__Short task__: Set down the material once more, exactly as it appears.

__Data entries__:
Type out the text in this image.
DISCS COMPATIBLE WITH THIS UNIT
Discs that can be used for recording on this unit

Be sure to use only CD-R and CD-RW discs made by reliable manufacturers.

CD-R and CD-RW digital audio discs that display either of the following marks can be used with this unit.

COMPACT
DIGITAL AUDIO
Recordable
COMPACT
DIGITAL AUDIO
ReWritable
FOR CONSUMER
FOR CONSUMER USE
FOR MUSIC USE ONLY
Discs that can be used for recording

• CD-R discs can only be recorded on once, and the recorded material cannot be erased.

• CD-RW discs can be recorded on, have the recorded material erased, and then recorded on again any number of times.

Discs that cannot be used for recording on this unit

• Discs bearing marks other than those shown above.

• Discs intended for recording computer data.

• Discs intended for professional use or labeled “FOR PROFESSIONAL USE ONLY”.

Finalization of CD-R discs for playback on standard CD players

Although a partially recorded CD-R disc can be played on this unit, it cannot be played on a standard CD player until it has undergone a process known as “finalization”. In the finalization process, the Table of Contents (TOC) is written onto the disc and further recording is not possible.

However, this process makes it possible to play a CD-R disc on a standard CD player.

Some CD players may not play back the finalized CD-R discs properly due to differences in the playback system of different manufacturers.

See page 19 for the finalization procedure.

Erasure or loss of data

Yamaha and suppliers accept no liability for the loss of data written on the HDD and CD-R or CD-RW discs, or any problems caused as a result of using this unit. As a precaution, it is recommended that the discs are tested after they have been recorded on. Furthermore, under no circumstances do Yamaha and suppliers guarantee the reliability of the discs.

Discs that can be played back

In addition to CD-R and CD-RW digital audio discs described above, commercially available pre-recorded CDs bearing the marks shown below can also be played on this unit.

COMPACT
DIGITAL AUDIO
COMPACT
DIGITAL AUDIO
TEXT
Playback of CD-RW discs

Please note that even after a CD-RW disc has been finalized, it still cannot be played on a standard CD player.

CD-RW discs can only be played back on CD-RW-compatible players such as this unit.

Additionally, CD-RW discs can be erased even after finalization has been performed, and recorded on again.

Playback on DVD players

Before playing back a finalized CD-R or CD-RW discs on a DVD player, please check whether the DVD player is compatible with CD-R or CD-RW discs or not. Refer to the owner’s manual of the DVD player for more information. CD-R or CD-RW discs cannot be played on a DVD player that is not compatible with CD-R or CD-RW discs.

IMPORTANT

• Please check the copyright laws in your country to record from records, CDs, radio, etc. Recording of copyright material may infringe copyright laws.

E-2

__Solution to the problem__:
Type out the text in this image.
DISCS COMPATIBLE WITH THIS UNIT
Discs that can be used for recording on this unit

Be sure to use only CD-R and CD-RW discs made by reliable manufacturers.

CD-R and CD-RW digital audio discs that display either of the following marks can be used with this unit.

COMPACT
DIGITAL AUDIO
Recordable
COMPACT
DIGITAL AUDIO
ReWritable
FOR CONSUMER
FOR CONSUMER USE
FOR MUSIC USE ONLY
Discs that can be used for recording

• CD-R discs can only be recorded on once, and the recorded material cannot be erased.

• CD-RW discs can be recorded on, have the recorded material erased, and then recorded on again any number of times.

Discs that cannot be used for recording on this unit

• Discs bearing marks other than those shown above.

• Discs intended for recording computer data.

• Discs intended for professional use or labeled “FOR PROFESSIONAL USE ONLY”.

Finalization of CD-R discs for playback on standard CD players

Although a partially recorded CD-R disc can be played on this unit, it cannot be played on a standard CD player until it has undergone a process known as “finalization”. In the finalization process, the Table of Contents (TOC) is written onto the disc and further recording is not possible.

However, this process makes it possible to play a CD-R disc on a standard CD player.

Some CD players may not play back the finalized CD-R discs properly due to differences in the playback system of different manufacturers.

See page 19 for the finalization procedure.

Erasure or loss of data

Yamaha and suppliers accept no liability for the loss of data written on the HDD and CD-R or CD-RW discs, or any problems caused as a result of using this unit. As a precaution, it is recommended that the discs are tested after they have been recorded on. Furthermore, under no circumstances do Yamaha and suppliers guarantee the reliability of the discs.

Discs that can be played back

In addition to CD-R and CD-RW digital audio discs described above, commercially available pre-recorded CDs bearing the marks shown below can also be played on this unit.

COMPACT
DIGITAL AUDIO
COMPACT
DIGITAL AUDIO
TEXT
Playback of CD-RW discs

Please note that even after a CD-RW disc has been finalized, it still cannot be played on a standard CD player.

CD-RW discs can only be played back on CD-RW-compatible players such as this unit.

Additionally, CD-RW discs can be erased even after finalization has been performed, and recorded on again.

Playback on DVD players

Before playing back a finalized CD-R or CD-RW discs on a DVD player, please check whether the DVD player is compatible with CD-R or CD-RW discs or not. Refer to the owner’s manual of the DVD player for more information. CD-R or CD-RW discs cannot be played on a DVD player that is not compatible with CD-R or CD-RW discs.

IMPORTANT

• Please check the copyright laws in your country to record from records, CDs, radio, etc. Recording of copyright material may infringe copyright laws.

E-2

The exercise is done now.